Find every line in the records below that holds the word "территории", and copy each one.

Records for the exercise ::
* * * *
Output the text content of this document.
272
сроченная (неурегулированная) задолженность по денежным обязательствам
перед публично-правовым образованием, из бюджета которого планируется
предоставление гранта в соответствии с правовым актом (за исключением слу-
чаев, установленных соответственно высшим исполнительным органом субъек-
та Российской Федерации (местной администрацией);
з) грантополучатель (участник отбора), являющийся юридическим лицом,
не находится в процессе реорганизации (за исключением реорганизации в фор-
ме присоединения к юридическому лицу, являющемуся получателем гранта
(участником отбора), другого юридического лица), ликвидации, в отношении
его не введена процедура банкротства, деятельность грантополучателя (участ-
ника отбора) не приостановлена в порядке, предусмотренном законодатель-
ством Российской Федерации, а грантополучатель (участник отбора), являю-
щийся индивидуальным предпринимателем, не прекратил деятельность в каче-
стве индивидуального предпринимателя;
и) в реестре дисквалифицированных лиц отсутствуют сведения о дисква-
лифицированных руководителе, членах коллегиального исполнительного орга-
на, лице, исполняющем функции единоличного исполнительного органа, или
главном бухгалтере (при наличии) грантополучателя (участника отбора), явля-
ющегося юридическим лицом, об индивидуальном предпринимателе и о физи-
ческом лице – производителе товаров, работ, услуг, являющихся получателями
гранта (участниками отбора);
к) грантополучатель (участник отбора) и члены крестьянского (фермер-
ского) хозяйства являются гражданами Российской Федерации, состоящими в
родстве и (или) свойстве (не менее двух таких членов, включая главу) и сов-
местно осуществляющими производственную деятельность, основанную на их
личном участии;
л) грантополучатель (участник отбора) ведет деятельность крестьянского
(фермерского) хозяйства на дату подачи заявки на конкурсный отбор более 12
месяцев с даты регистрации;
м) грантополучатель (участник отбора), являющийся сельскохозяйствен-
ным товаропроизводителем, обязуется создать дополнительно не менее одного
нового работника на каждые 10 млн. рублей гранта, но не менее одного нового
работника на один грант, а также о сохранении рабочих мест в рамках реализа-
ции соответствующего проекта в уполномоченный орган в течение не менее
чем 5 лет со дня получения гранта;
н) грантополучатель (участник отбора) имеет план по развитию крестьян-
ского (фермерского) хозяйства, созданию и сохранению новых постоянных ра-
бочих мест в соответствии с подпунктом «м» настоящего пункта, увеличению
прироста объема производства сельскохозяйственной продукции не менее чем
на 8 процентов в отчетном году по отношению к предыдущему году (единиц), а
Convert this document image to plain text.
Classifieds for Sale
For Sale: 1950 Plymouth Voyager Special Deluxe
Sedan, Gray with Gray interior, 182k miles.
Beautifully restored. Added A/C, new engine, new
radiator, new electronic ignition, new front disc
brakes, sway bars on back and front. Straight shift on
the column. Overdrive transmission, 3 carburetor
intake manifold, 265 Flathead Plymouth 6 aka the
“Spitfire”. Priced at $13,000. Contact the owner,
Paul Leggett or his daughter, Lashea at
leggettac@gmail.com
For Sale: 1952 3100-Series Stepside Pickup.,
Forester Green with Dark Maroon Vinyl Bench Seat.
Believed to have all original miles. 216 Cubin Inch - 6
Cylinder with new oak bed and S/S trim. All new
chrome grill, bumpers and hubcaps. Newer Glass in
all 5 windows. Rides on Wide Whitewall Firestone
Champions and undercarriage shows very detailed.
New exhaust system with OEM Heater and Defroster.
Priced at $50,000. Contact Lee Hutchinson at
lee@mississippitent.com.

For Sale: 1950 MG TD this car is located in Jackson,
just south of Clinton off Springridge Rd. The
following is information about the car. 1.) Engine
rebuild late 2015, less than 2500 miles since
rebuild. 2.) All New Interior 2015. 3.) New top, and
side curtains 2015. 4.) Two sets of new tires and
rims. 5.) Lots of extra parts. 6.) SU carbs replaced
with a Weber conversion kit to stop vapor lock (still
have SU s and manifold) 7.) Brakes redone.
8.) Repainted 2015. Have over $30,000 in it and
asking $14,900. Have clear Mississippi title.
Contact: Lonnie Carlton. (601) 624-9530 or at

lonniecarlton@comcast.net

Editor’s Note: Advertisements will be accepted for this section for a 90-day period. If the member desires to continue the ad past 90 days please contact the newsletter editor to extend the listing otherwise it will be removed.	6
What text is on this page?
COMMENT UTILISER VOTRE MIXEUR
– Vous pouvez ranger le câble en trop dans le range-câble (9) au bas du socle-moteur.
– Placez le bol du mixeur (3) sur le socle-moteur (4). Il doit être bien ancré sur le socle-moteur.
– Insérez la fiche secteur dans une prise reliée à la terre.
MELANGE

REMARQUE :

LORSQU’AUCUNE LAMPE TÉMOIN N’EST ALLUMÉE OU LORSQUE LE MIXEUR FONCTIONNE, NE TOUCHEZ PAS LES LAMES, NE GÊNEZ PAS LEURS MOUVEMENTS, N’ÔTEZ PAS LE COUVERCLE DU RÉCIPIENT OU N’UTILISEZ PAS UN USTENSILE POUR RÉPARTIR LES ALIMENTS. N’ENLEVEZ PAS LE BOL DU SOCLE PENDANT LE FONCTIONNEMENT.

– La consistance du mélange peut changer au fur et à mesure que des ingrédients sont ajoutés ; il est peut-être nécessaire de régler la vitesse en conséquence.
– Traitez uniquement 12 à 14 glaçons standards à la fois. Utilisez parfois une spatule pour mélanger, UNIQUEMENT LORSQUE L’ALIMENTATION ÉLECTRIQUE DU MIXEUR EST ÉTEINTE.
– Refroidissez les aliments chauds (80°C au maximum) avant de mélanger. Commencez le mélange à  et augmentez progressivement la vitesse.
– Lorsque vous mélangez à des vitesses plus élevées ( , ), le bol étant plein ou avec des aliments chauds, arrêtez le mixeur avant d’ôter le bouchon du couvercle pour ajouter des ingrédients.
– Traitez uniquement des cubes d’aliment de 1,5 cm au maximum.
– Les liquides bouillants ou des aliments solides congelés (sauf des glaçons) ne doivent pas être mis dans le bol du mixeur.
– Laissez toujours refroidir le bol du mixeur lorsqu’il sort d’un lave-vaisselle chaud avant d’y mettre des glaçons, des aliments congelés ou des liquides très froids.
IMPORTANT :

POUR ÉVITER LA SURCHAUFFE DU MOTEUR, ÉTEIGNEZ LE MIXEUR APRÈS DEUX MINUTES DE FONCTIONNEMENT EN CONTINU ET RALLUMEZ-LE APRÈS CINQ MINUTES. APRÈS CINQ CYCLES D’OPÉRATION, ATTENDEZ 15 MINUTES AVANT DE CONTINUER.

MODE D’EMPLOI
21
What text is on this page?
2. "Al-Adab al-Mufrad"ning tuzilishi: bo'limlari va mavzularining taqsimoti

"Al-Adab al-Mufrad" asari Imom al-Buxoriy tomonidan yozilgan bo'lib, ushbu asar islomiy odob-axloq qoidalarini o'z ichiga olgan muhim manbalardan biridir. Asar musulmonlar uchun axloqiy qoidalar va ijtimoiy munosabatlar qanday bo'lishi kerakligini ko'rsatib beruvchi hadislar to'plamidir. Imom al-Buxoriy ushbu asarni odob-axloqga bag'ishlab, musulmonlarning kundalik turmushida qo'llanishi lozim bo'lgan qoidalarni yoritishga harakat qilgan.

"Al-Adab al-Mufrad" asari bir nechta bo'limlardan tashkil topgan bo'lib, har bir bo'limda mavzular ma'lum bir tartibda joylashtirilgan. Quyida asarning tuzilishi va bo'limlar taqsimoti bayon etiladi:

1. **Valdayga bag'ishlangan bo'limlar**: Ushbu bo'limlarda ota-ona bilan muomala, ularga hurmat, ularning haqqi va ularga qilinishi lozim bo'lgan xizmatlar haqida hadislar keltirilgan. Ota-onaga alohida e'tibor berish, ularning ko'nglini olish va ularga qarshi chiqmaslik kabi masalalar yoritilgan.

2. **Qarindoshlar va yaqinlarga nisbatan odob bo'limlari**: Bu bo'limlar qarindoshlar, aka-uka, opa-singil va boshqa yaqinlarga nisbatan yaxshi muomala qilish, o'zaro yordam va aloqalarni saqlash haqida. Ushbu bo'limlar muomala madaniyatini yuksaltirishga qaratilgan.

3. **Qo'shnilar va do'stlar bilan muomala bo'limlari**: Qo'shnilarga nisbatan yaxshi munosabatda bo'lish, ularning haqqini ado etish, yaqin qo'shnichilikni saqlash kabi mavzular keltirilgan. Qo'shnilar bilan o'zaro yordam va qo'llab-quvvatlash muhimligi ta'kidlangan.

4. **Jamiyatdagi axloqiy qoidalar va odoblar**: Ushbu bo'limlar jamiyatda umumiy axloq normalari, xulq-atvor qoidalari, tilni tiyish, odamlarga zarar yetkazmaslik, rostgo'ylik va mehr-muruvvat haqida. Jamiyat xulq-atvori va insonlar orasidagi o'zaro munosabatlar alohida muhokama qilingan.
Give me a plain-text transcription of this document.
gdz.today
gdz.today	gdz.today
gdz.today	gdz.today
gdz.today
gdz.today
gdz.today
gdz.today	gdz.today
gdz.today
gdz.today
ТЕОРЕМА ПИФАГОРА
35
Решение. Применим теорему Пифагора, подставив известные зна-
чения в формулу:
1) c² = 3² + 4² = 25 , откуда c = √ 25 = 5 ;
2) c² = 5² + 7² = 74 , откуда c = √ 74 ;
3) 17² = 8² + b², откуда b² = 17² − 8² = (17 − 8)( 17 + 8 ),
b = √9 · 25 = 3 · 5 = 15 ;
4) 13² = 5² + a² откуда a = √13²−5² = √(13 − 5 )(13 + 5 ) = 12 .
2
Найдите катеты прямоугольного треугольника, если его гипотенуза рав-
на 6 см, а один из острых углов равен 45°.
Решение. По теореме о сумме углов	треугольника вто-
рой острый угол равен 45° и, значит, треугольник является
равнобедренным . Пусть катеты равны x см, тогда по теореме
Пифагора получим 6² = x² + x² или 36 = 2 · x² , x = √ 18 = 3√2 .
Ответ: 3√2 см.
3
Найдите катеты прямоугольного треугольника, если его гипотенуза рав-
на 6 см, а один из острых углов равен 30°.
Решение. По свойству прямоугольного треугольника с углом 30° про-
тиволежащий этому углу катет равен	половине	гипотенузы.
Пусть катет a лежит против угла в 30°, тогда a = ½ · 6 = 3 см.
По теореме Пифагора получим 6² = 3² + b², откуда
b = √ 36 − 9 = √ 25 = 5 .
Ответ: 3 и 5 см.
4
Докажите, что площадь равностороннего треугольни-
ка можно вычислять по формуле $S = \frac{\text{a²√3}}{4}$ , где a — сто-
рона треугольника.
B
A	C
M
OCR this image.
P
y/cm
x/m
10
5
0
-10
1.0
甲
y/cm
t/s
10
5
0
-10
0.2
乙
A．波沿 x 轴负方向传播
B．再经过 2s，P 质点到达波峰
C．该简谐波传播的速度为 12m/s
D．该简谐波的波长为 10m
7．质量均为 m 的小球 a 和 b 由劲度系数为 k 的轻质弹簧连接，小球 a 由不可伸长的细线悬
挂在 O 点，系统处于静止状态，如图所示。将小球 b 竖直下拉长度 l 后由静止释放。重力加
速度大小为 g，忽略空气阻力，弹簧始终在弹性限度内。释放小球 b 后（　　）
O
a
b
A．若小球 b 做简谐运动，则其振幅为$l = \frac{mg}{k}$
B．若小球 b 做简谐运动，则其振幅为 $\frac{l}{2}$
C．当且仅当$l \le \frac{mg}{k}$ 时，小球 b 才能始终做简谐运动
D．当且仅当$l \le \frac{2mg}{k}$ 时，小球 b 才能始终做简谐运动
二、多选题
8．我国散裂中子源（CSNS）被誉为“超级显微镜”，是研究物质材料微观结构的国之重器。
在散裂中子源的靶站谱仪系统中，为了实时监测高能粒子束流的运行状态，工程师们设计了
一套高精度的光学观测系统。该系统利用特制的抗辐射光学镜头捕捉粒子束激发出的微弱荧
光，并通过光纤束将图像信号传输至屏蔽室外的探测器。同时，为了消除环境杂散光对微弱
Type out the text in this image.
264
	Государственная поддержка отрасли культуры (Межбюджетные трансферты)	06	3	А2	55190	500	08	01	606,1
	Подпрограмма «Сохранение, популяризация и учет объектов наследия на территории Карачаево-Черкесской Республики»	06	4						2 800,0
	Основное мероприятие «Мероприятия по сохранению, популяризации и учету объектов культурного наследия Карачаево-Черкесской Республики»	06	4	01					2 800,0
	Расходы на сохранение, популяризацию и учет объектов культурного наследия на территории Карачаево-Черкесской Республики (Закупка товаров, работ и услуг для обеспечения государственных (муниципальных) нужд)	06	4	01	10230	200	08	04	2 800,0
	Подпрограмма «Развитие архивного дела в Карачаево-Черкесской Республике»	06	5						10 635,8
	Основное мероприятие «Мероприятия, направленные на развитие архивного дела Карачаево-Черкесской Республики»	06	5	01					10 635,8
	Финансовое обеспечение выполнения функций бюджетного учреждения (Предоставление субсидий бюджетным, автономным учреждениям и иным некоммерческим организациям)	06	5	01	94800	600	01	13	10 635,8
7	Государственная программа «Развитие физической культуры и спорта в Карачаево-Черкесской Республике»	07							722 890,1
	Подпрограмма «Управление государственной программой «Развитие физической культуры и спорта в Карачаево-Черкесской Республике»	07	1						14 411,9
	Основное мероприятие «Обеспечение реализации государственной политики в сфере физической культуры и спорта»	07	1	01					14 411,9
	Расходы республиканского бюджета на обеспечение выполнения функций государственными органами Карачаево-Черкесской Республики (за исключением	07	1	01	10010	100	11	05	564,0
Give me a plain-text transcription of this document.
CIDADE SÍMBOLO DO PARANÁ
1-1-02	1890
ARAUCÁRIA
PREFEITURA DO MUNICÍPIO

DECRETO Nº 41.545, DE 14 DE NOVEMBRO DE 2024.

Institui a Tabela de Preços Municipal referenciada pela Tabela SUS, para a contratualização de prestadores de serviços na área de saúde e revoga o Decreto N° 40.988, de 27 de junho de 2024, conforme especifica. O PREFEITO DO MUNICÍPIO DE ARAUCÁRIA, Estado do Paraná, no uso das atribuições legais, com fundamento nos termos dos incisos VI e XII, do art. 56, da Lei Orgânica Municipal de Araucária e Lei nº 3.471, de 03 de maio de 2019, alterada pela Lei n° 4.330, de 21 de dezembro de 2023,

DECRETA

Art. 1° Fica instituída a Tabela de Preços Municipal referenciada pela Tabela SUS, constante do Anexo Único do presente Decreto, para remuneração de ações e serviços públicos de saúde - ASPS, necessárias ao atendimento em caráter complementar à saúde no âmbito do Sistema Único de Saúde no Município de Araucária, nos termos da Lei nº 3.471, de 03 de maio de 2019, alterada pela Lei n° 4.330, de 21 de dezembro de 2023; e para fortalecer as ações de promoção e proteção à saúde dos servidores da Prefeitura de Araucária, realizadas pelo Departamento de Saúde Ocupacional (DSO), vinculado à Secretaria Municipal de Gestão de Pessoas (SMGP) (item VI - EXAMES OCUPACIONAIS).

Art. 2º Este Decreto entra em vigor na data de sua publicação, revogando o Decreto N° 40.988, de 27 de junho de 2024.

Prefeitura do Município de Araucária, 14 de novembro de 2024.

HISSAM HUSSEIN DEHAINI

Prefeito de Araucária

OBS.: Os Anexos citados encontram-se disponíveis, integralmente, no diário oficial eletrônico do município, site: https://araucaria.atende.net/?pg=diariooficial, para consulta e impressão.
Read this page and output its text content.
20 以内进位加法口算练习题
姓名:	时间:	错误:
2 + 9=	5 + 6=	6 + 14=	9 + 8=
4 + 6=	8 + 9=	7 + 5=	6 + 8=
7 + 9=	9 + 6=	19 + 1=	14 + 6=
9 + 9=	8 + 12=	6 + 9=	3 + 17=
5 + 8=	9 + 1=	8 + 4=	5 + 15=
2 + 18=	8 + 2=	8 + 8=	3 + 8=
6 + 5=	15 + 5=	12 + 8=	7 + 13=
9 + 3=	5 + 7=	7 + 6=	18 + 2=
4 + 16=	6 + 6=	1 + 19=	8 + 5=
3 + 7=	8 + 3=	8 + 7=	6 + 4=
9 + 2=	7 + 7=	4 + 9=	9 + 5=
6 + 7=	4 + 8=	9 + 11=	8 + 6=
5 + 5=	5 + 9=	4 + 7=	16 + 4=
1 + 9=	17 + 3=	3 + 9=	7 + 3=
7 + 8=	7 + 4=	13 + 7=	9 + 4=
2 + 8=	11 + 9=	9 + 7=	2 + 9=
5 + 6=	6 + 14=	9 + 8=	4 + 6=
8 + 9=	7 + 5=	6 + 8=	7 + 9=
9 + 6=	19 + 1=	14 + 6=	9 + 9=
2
* * * *
Answer in full ::
	Подпрограмма «Сохранение, популяризация и учет объектов наследия на территории Карачаево-Черкесской Республики»	06	4						2 800,0
	Расходы на сохранение, популяризацию и учет объектов культурного наследия на территории Карачаево-Черкесской Республики (Закупка товаров, работ и услуг для обеспечения государственных (муниципальных) нужд)	06	4	01	10230	200	08	04	2 800,0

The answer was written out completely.